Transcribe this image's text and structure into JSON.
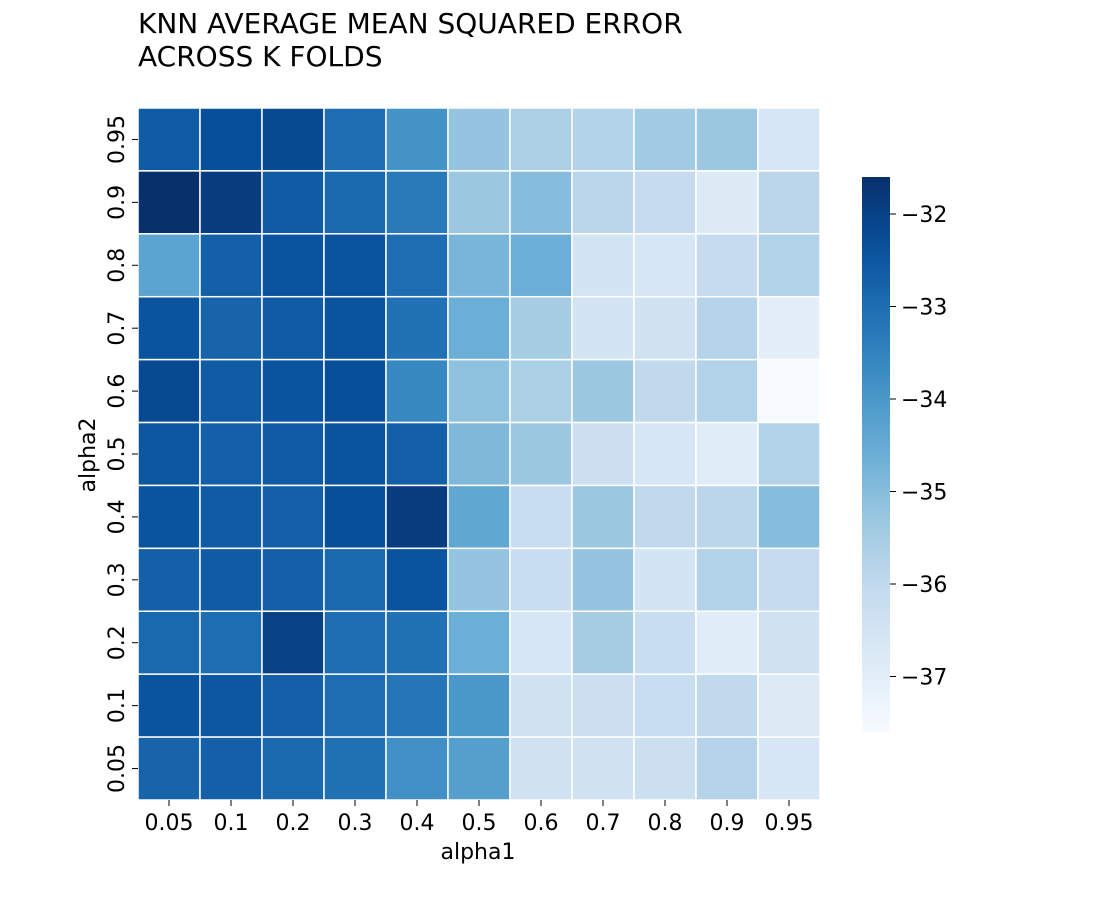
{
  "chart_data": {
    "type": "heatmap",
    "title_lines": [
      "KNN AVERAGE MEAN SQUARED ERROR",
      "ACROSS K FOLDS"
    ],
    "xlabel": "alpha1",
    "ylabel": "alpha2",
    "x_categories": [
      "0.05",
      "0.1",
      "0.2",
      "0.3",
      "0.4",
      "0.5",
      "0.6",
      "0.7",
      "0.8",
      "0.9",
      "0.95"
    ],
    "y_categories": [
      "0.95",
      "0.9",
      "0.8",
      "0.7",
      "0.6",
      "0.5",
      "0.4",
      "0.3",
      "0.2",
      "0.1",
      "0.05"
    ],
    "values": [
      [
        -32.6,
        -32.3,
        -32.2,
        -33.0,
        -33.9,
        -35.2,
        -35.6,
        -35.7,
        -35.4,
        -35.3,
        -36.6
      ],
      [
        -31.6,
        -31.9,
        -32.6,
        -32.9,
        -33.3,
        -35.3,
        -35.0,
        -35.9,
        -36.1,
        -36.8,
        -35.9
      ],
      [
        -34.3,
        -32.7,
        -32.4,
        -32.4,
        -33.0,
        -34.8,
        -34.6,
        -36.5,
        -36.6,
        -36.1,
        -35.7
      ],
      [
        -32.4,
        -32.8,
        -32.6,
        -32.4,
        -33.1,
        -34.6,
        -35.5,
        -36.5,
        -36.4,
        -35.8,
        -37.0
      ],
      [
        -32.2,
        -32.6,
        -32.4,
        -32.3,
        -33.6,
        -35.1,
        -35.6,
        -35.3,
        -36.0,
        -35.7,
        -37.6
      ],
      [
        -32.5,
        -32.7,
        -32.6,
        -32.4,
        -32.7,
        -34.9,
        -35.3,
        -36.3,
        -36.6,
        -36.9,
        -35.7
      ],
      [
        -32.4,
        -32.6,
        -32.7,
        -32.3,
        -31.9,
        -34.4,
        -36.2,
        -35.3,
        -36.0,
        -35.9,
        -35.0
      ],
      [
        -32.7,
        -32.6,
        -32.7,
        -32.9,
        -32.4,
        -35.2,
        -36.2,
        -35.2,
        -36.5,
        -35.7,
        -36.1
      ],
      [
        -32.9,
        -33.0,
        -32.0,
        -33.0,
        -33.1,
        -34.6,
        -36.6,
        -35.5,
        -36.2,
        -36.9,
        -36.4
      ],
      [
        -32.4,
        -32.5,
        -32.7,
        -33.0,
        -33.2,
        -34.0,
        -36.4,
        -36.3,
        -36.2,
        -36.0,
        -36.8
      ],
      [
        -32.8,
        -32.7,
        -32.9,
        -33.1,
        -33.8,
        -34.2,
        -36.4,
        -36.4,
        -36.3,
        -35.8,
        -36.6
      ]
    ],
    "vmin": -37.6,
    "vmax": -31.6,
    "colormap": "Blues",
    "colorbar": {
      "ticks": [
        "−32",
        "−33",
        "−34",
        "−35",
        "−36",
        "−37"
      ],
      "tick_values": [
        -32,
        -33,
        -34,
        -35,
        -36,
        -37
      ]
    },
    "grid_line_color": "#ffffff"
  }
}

Required work ▸ All of the lines above should be retyped precisely, apart from the pictures.

Answer to this problem ▸
Transcribe this image's text and structure into JSON.
{
  "chart_data": {
    "type": "heatmap",
    "title_lines": [
      "KNN AVERAGE MEAN SQUARED ERROR",
      "ACROSS K FOLDS"
    ],
    "xlabel": "alpha1",
    "ylabel": "alpha2",
    "x_categories": [
      "0.05",
      "0.1",
      "0.2",
      "0.3",
      "0.4",
      "0.5",
      "0.6",
      "0.7",
      "0.8",
      "0.9",
      "0.95"
    ],
    "y_categories": [
      "0.95",
      "0.9",
      "0.8",
      "0.7",
      "0.6",
      "0.5",
      "0.4",
      "0.3",
      "0.2",
      "0.1",
      "0.05"
    ],
    "values": [
      [
        -32.6,
        -32.3,
        -32.2,
        -33.0,
        -33.9,
        -35.2,
        -35.6,
        -35.7,
        -35.4,
        -35.3,
        -36.6
      ],
      [
        -31.6,
        -31.9,
        -32.6,
        -32.9,
        -33.3,
        -35.3,
        -35.0,
        -35.9,
        -36.1,
        -36.8,
        -35.9
      ],
      [
        -34.3,
        -32.7,
        -32.4,
        -32.4,
        -33.0,
        -34.8,
        -34.6,
        -36.5,
        -36.6,
        -36.1,
        -35.7
      ],
      [
        -32.4,
        -32.8,
        -32.6,
        -32.4,
        -33.1,
        -34.6,
        -35.5,
        -36.5,
        -36.4,
        -35.8,
        -37.0
      ],
      [
        -32.2,
        -32.6,
        -32.4,
        -32.3,
        -33.6,
        -35.1,
        -35.6,
        -35.3,
        -36.0,
        -35.7,
        -37.6
      ],
      [
        -32.5,
        -32.7,
        -32.6,
        -32.4,
        -32.7,
        -34.9,
        -35.3,
        -36.3,
        -36.6,
        -36.9,
        -35.7
      ],
      [
        -32.4,
        -32.6,
        -32.7,
        -32.3,
        -31.9,
        -34.4,
        -36.2,
        -35.3,
        -36.0,
        -35.9,
        -35.0
      ],
      [
        -32.7,
        -32.6,
        -32.7,
        -32.9,
        -32.4,
        -35.2,
        -36.2,
        -35.2,
        -36.5,
        -35.7,
        -36.1
      ],
      [
        -32.9,
        -33.0,
        -32.0,
        -33.0,
        -33.1,
        -34.6,
        -36.6,
        -35.5,
        -36.2,
        -36.9,
        -36.4
      ],
      [
        -32.4,
        -32.5,
        -32.7,
        -33.0,
        -33.2,
        -34.0,
        -36.4,
        -36.3,
        -36.2,
        -36.0,
        -36.8
      ],
      [
        -32.8,
        -32.7,
        -32.9,
        -33.1,
        -33.8,
        -34.2,
        -36.4,
        -36.4,
        -36.3,
        -35.8,
        -36.6
      ]
    ],
    "vmin": -37.6,
    "vmax": -31.6,
    "colormap": "Blues",
    "colorbar": {
      "ticks": [
        "−32",
        "−33",
        "−34",
        "−35",
        "−36",
        "−37"
      ],
      "tick_values": [
        -32,
        -33,
        -34,
        -35,
        -36,
        -37
      ]
    },
    "grid_line_color": "#ffffff"
  }
}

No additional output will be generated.